+++ DATA EXTRACT +++

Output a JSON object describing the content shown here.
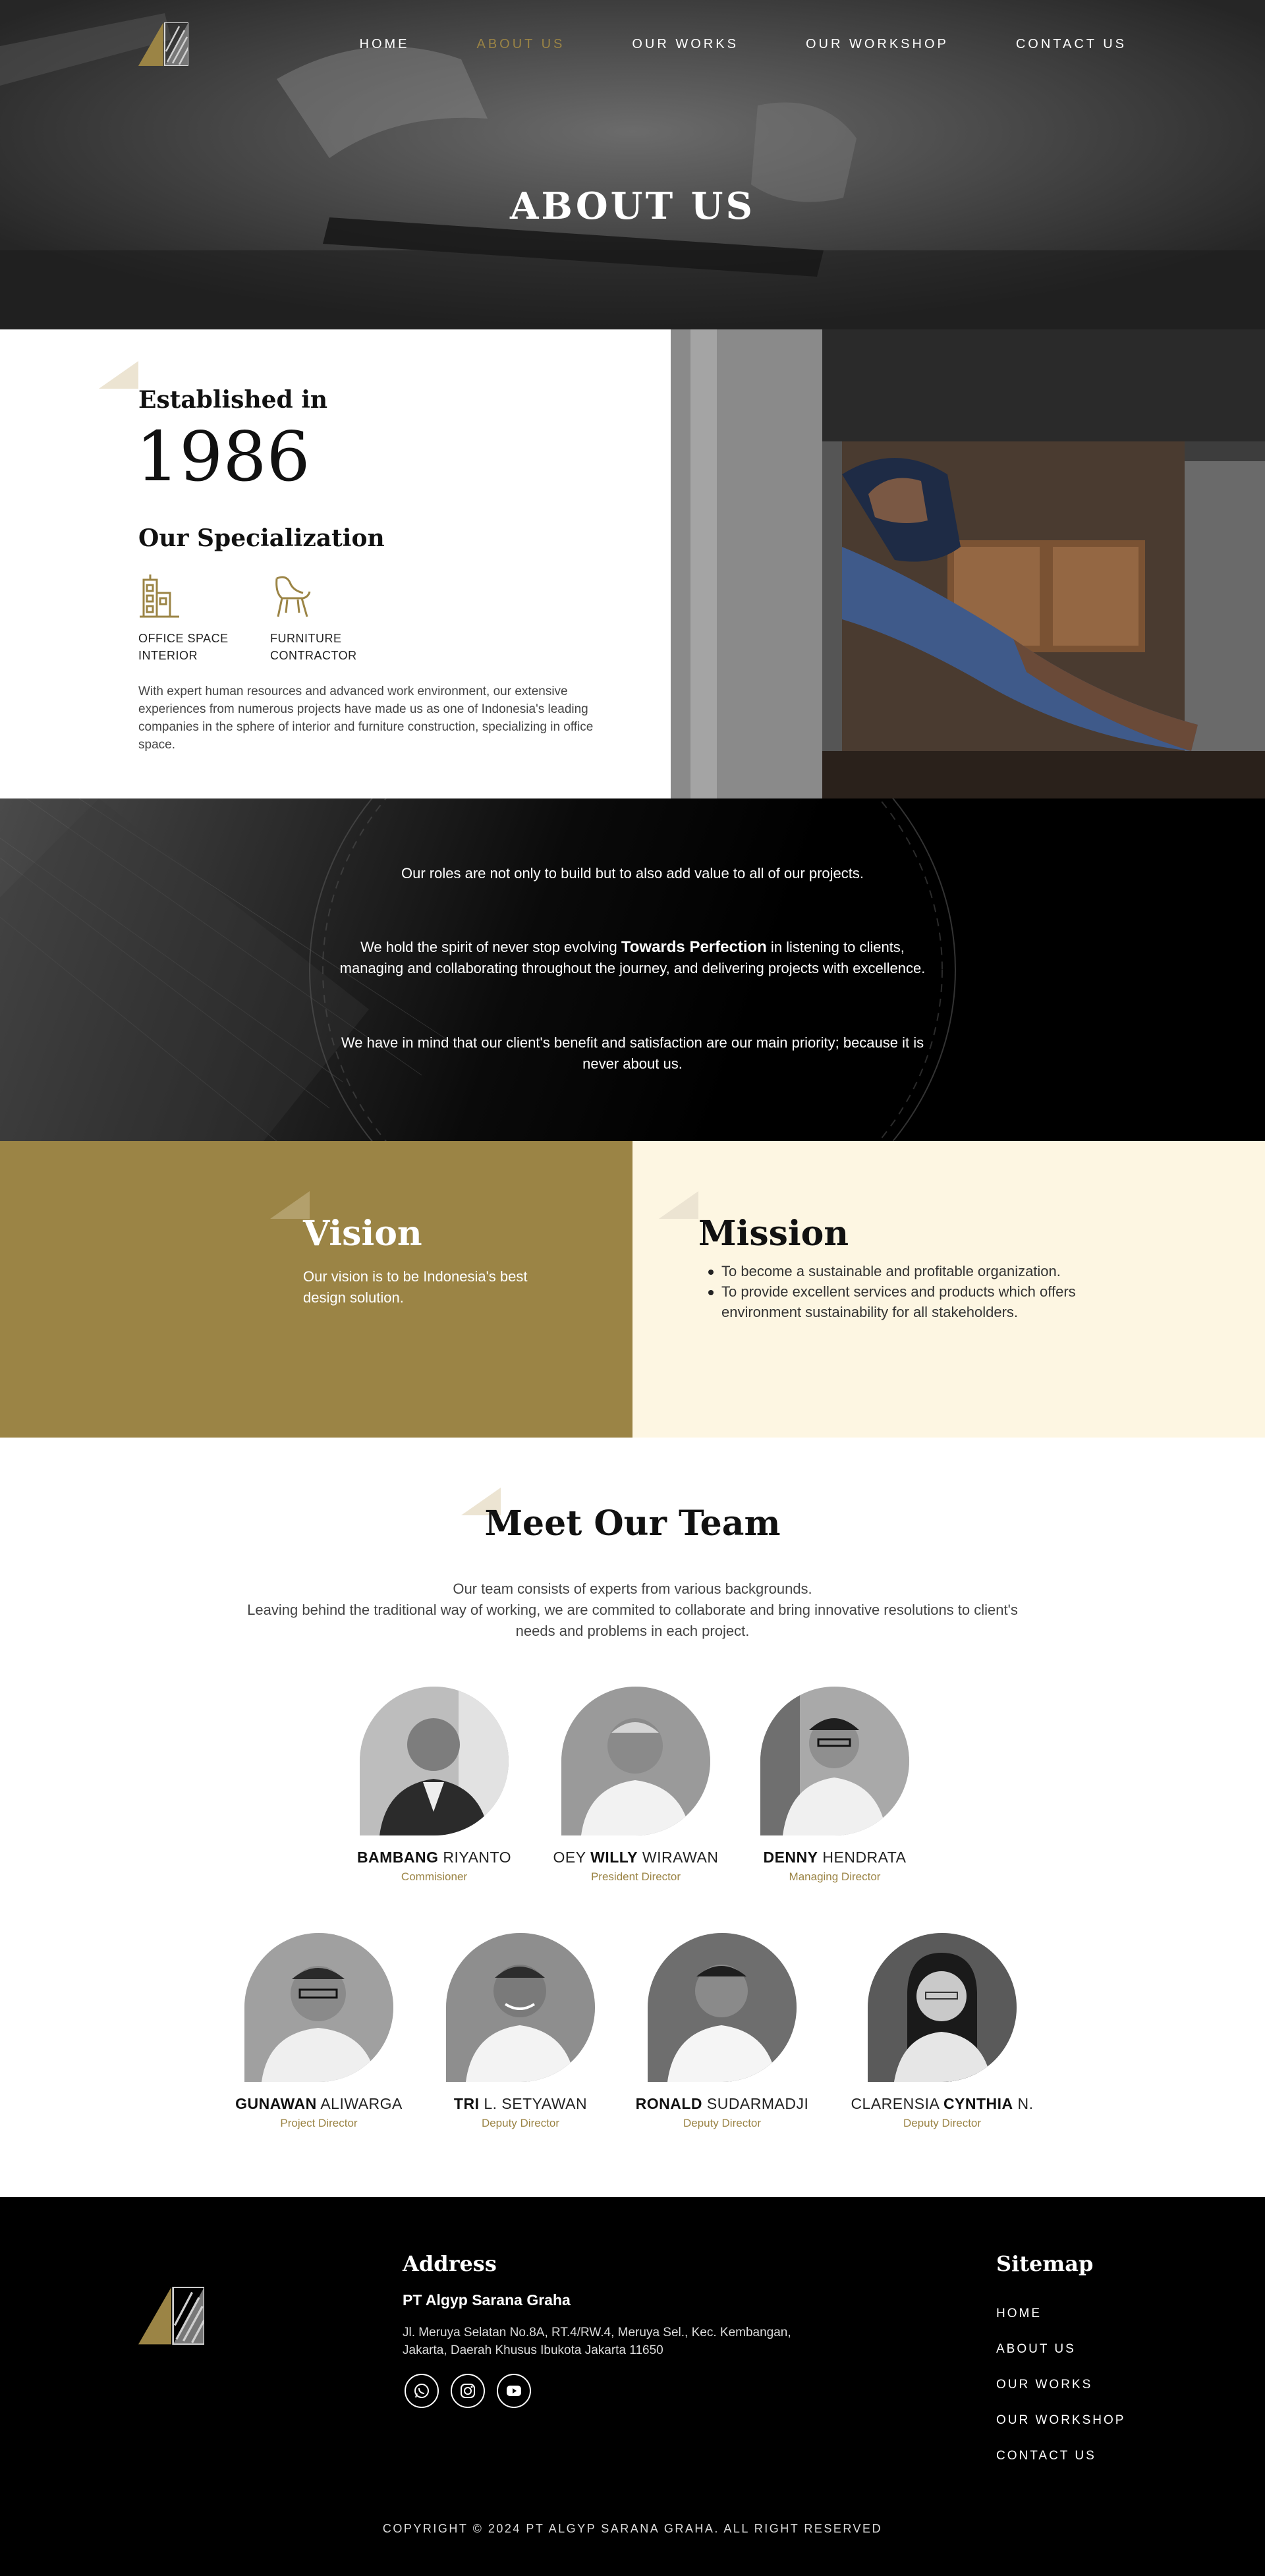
{
  "brand": {
    "gold": "#9b8445",
    "cream": "#fdf6e2",
    "black": "#000000"
  },
  "nav": {
    "items": [
      {
        "label": "HOME",
        "active": false
      },
      {
        "label": "ABOUT US",
        "active": true
      },
      {
        "label": "OUR WORKS",
        "active": false
      },
      {
        "label": "OUR WORKSHOP",
        "active": false
      },
      {
        "label": "CONTACT US",
        "active": false
      }
    ]
  },
  "hero": {
    "title": "ABOUT US"
  },
  "established": {
    "label": "Established in",
    "year": "1986",
    "specialization_title": "Our Specialization",
    "specializations": [
      {
        "icon": "office-building-icon",
        "label": "OFFICE SPACE\nINTERIOR"
      },
      {
        "icon": "chair-icon",
        "label": "FURNITURE\nCONTRACTOR"
      }
    ],
    "description": "With expert human resources and advanced work environment, our extensive experiences from numerous projects have made us as one of Indonesia's leading companies in the sphere of interior and furniture construction, specializing in office space."
  },
  "roles": {
    "p1": "Our roles are not only to build but to also add value to all of our projects.",
    "p2_before": "We hold the spirit of never stop evolving ",
    "p2_bold": "Towards Perfection",
    "p2_after": " in listening to clients, managing and collaborating throughout the journey, and delivering projects with excellence.",
    "p3": "We have in mind that our client's benefit and satisfaction are our main priority; because it is never about us."
  },
  "vision": {
    "title": "Vision",
    "text": "Our vision is to be Indonesia's best design solution."
  },
  "mission": {
    "title": "Mission",
    "items": [
      "To become a sustainable and profitable organization.",
      "To provide excellent services and products which offers environment sustainability for all stakeholders."
    ]
  },
  "team": {
    "title": "Meet Our Team",
    "intro": "Our team consists of experts from various backgrounds.\nLeaving behind the traditional way of working, we are commited to collaborate and bring innovative resolutions to client's needs and problems in each project.",
    "members": [
      {
        "pre": "",
        "bold": "BAMBANG",
        "post": " RIYANTO",
        "role": "Commisioner"
      },
      {
        "pre": "OEY ",
        "bold": "WILLY",
        "post": " WIRAWAN",
        "role": "President Director"
      },
      {
        "pre": "",
        "bold": "DENNY",
        "post": " HENDRATA",
        "role": "Managing Director"
      },
      {
        "pre": "",
        "bold": "GUNAWAN",
        "post": " ALIWARGA",
        "role": "Project Director"
      },
      {
        "pre": "",
        "bold": "TRI",
        "post": " L. SETYAWAN",
        "role": "Deputy Director"
      },
      {
        "pre": "",
        "bold": "RONALD",
        "post": " SUDARMADJI",
        "role": "Deputy Director"
      },
      {
        "pre": "CLARENSIA ",
        "bold": "CYNTHIA",
        "post": " N.",
        "role": "Deputy Director"
      }
    ]
  },
  "footer": {
    "address_title": "Address",
    "company": "PT Algyp Sarana Graha",
    "address": "Jl. Meruya Selatan No.8A, RT.4/RW.4, Meruya Sel., Kec. Kembangan, Jakarta, Daerah Khusus Ibukota Jakarta 11650",
    "socials": [
      "whatsapp-icon",
      "instagram-icon",
      "youtube-icon"
    ],
    "sitemap_title": "Sitemap",
    "sitemap": [
      "HOME",
      "ABOUT US",
      "OUR WORKS",
      "OUR WORKSHOP",
      "CONTACT US"
    ],
    "copyright": "COPYRIGHT © 2024 PT ALGYP SARANA GRAHA. ALL RIGHT RESERVED"
  }
}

+++

* GIVEN PROBLEM:
Return the material word for word. Pictures are not part of the copy.

* TASK ANSWER:
Output a JSON object describing the content shown here.
{
  "brand": {
    "gold": "#9b8445",
    "cream": "#fdf6e2",
    "black": "#000000"
  },
  "nav": {
    "items": [
      {
        "label": "HOME",
        "active": false
      },
      {
        "label": "ABOUT US",
        "active": true
      },
      {
        "label": "OUR WORKS",
        "active": false
      },
      {
        "label": "OUR WORKSHOP",
        "active": false
      },
      {
        "label": "CONTACT US",
        "active": false
      }
    ]
  },
  "hero": {
    "title": "ABOUT US"
  },
  "established": {
    "label": "Established in",
    "year": "1986",
    "specialization_title": "Our Specialization",
    "specializations": [
      {
        "icon": "office-building-icon",
        "label": "OFFICE SPACE\nINTERIOR"
      },
      {
        "icon": "chair-icon",
        "label": "FURNITURE\nCONTRACTOR"
      }
    ],
    "description": "With expert human resources and advanced work environment, our extensive experiences from numerous projects have made us as one of Indonesia's leading companies in the sphere of interior and furniture construction, specializing in office space."
  },
  "roles": {
    "p1": "Our roles are not only to build but to also add value to all of our projects.",
    "p2_before": "We hold the spirit of never stop evolving ",
    "p2_bold": "Towards Perfection",
    "p2_after": " in listening to clients, managing and collaborating throughout the journey, and delivering projects with excellence.",
    "p3": "We have in mind that our client's benefit and satisfaction are our main priority; because it is never about us."
  },
  "vision": {
    "title": "Vision",
    "text": "Our vision is to be Indonesia's best design solution."
  },
  "mission": {
    "title": "Mission",
    "items": [
      "To become a sustainable and profitable organization.",
      "To provide excellent services and products which offers environment sustainability for all stakeholders."
    ]
  },
  "team": {
    "title": "Meet Our Team",
    "intro": "Our team consists of experts from various backgrounds.\nLeaving behind the traditional way of working, we are commited to collaborate and bring innovative resolutions to client's needs and problems in each project.",
    "members": [
      {
        "pre": "",
        "bold": "BAMBANG",
        "post": " RIYANTO",
        "role": "Commisioner"
      },
      {
        "pre": "OEY ",
        "bold": "WILLY",
        "post": " WIRAWAN",
        "role": "President Director"
      },
      {
        "pre": "",
        "bold": "DENNY",
        "post": " HENDRATA",
        "role": "Managing Director"
      },
      {
        "pre": "",
        "bold": "GUNAWAN",
        "post": " ALIWARGA",
        "role": "Project Director"
      },
      {
        "pre": "",
        "bold": "TRI",
        "post": " L. SETYAWAN",
        "role": "Deputy Director"
      },
      {
        "pre": "",
        "bold": "RONALD",
        "post": " SUDARMADJI",
        "role": "Deputy Director"
      },
      {
        "pre": "CLARENSIA ",
        "bold": "CYNTHIA",
        "post": " N.",
        "role": "Deputy Director"
      }
    ]
  },
  "footer": {
    "address_title": "Address",
    "company": "PT Algyp Sarana Graha",
    "address": "Jl. Meruya Selatan No.8A, RT.4/RW.4, Meruya Sel., Kec. Kembangan, Jakarta, Daerah Khusus Ibukota Jakarta 11650",
    "socials": [
      "whatsapp-icon",
      "instagram-icon",
      "youtube-icon"
    ],
    "sitemap_title": "Sitemap",
    "sitemap": [
      "HOME",
      "ABOUT US",
      "OUR WORKS",
      "OUR WORKSHOP",
      "CONTACT US"
    ],
    "copyright": "COPYRIGHT © 2024 PT ALGYP SARANA GRAHA. ALL RIGHT RESERVED"
  }
}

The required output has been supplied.